#### STATED GOAL
In the material below, find each line holding the string "this" and copy it.

** Start of ROWS **

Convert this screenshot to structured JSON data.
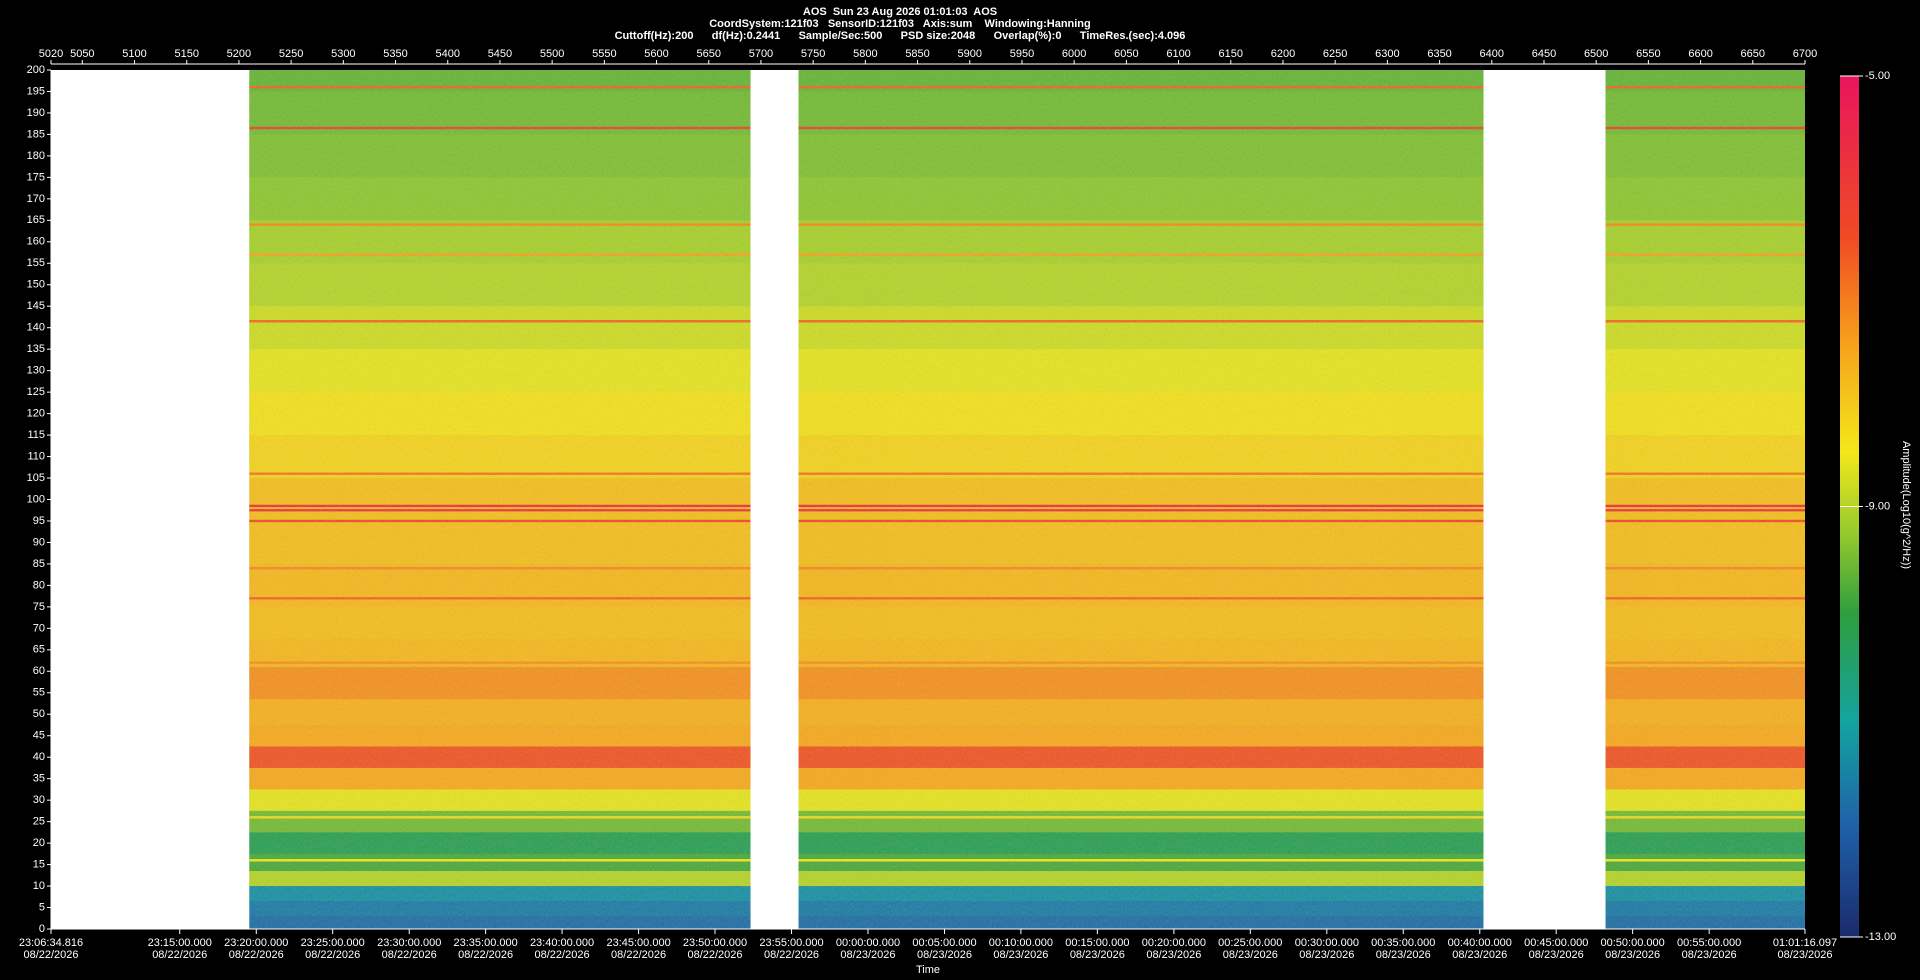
{
  "chart_data": {
    "type": "spectrogram",
    "title": "AOS  Sun 23 Aug 2026 01:01:03  AOS",
    "subtitle": "CoordSystem:121f03   SensorID:121f03   Axis:sum    Windowing:Hanning",
    "info": "Cuttoff(Hz):200      df(Hz):0.2441      Sample/Sec:500      PSD size:2048      Overlap(%):0      TimeRes.(sec):4.096",
    "x_label": "Time",
    "colorbar_label": "Amplitude(Log10(g^2/Hz))",
    "xlim": [
      5020,
      6700
    ],
    "xticks": [
      5020,
      5050,
      5100,
      5150,
      5200,
      5250,
      5300,
      5350,
      5400,
      5450,
      5500,
      5550,
      5600,
      5650,
      5700,
      5750,
      5800,
      5850,
      5900,
      5950,
      6000,
      6050,
      6100,
      6150,
      6200,
      6250,
      6300,
      6350,
      6400,
      6450,
      6500,
      6550,
      6600,
      6650,
      6700
    ],
    "x2ticks": [
      {
        "value": 5020,
        "label": "23:06:34.816"
      },
      {
        "value": 5143.3,
        "label": "23:15:00.000"
      },
      {
        "value": 5216.6,
        "label": "23:20:00.000"
      },
      {
        "value": 5289.8,
        "label": "23:25:00.000"
      },
      {
        "value": 5363.1,
        "label": "23:30:00.000"
      },
      {
        "value": 5436.3,
        "label": "23:35:00.000"
      },
      {
        "value": 5509.5,
        "label": "23:40:00.000"
      },
      {
        "value": 5582.8,
        "label": "23:45:00.000"
      },
      {
        "value": 5656.0,
        "label": "23:50:00.000"
      },
      {
        "value": 5729.3,
        "label": "23:55:00.000"
      },
      {
        "value": 5802.5,
        "label": "00:00:00.000"
      },
      {
        "value": 5875.8,
        "label": "00:05:00.000"
      },
      {
        "value": 5949.0,
        "label": "00:10:00.000"
      },
      {
        "value": 6022.2,
        "label": "00:15:00.000"
      },
      {
        "value": 6095.5,
        "label": "00:20:00.000"
      },
      {
        "value": 6168.7,
        "label": "00:25:00.000"
      },
      {
        "value": 6242.0,
        "label": "00:30:00.000"
      },
      {
        "value": 6315.2,
        "label": "00:35:00.000"
      },
      {
        "value": 6388.5,
        "label": "00:40:00.000"
      },
      {
        "value": 6461.7,
        "label": "00:45:00.000"
      },
      {
        "value": 6534.9,
        "label": "00:50:00.000"
      },
      {
        "value": 6608.2,
        "label": "00:55:00.000"
      },
      {
        "value": 6700,
        "label": "01:01:16.097"
      }
    ],
    "x2tick_dates": [
      "08/22/2026",
      "08/22/2026",
      "08/22/2026",
      "08/22/2026",
      "08/22/2026",
      "08/22/2026",
      "08/22/2026",
      "08/22/2026",
      "08/22/2026",
      "08/22/2026",
      "08/23/2026",
      "08/23/2026",
      "08/23/2026",
      "08/23/2026",
      "08/23/2026",
      "08/23/2026",
      "08/23/2026",
      "08/23/2026",
      "08/23/2026",
      "08/23/2026",
      "08/23/2026",
      "08/23/2026",
      "08/23/2026"
    ],
    "ylim": [
      0,
      200
    ],
    "yticks": [
      0,
      5,
      10,
      15,
      20,
      25,
      30,
      35,
      40,
      45,
      50,
      55,
      60,
      65,
      70,
      75,
      80,
      85,
      90,
      95,
      100,
      105,
      110,
      115,
      120,
      125,
      130,
      135,
      140,
      145,
      150,
      155,
      160,
      165,
      170,
      175,
      180,
      185,
      190,
      195,
      200
    ],
    "clim": [
      -13,
      -5
    ],
    "cticks": [
      {
        "value": -5,
        "label": "-5.00"
      },
      {
        "value": -9,
        "label": "-9.00"
      },
      {
        "value": -13,
        "label": "-13.00"
      }
    ],
    "colormap": [
      {
        "value": -13,
        "color": "#1b2a6b"
      },
      {
        "value": -12,
        "color": "#1f5fa8"
      },
      {
        "value": -11,
        "color": "#14a3a0"
      },
      {
        "value": -10,
        "color": "#2e9e3e"
      },
      {
        "value": -9.2,
        "color": "#9ccc2c"
      },
      {
        "value": -8.5,
        "color": "#f2e81a"
      },
      {
        "value": -7.5,
        "color": "#f7a21c"
      },
      {
        "value": -6.5,
        "color": "#ef4b23"
      },
      {
        "value": -5,
        "color": "#e8155e"
      }
    ],
    "segments": [
      [
        5210,
        5690
      ],
      [
        5736,
        6392
      ],
      [
        6509,
        6700
      ]
    ],
    "profile": {
      "freq": [
        200,
        190,
        180,
        170,
        160,
        150,
        140,
        130,
        120,
        110,
        100,
        90,
        80,
        70,
        65,
        57,
        50,
        45,
        40,
        35,
        30,
        25,
        20,
        15,
        12,
        8,
        5,
        1
      ],
      "amplitude": [
        -9.6,
        -9.5,
        -9.4,
        -9.3,
        -9.1,
        -9.0,
        -8.8,
        -8.6,
        -8.4,
        -8.2,
        -7.9,
        -7.9,
        -7.8,
        -7.9,
        -7.8,
        -7.3,
        -7.7,
        -7.6,
        -6.6,
        -7.6,
        -8.6,
        -9.5,
        -10.2,
        -9.8,
        -9.0,
        -11.3,
        -11.6,
        -11.8
      ]
    },
    "lines": {
      "freq": [
        196,
        186.5,
        164,
        157,
        141.5,
        106,
        98.5,
        97.5,
        95,
        84,
        77,
        62,
        26,
        16
      ],
      "amplitude": [
        -6.8,
        -6.3,
        -7.2,
        -7.5,
        -6.8,
        -7,
        -5.8,
        -6,
        -6.5,
        -7.2,
        -6.8,
        -7.3,
        -8.3,
        -8.5
      ]
    }
  }
}
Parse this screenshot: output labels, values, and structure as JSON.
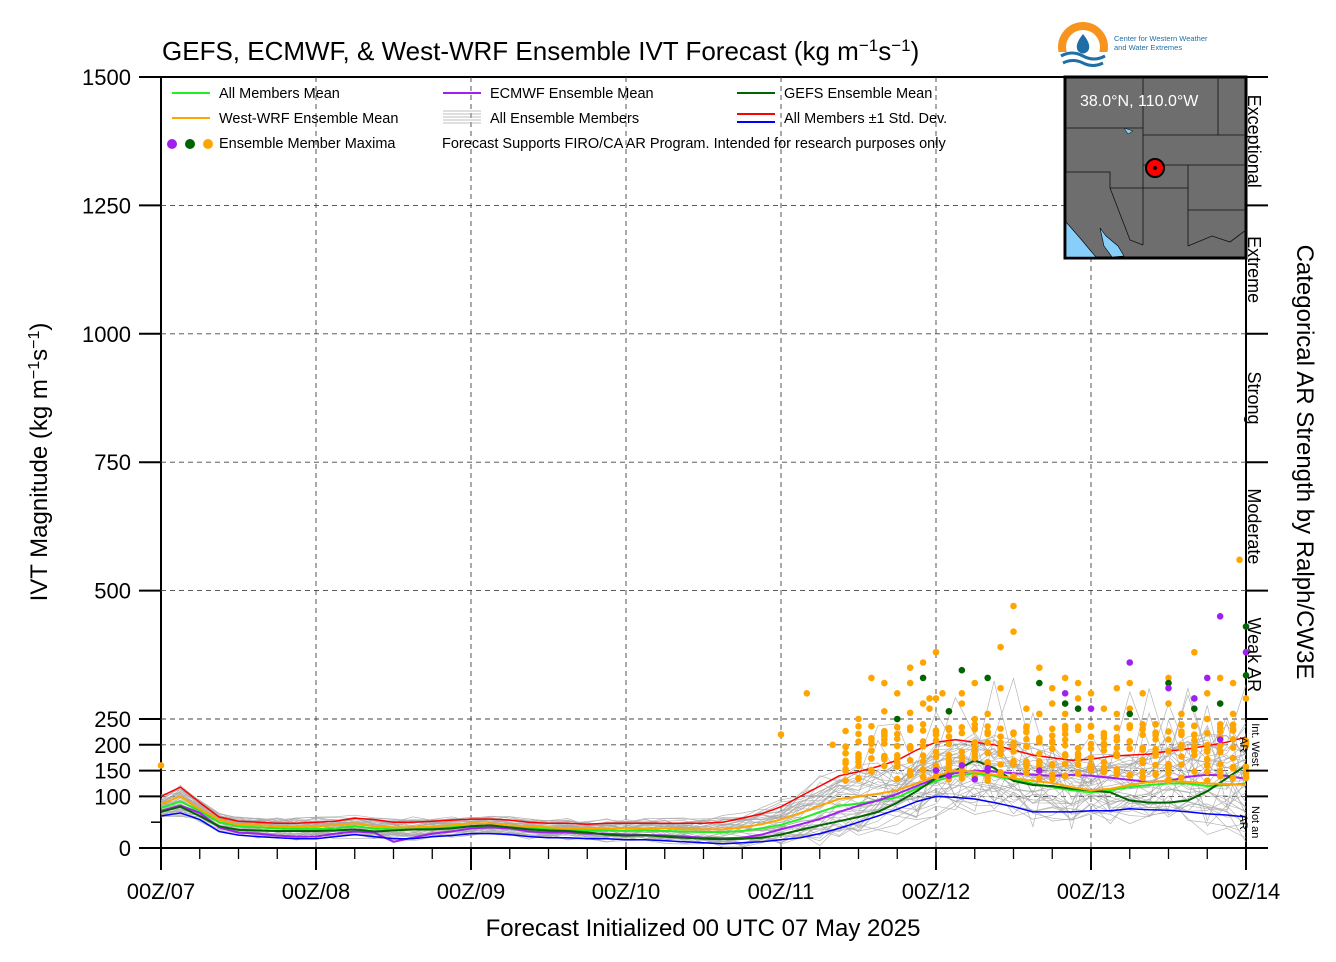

** End of ROWS **

#### SOLVED PROBLEM
Convert this screenshot to structured JSON data.
Parse this screenshot: output labels, values, and structure as JSON.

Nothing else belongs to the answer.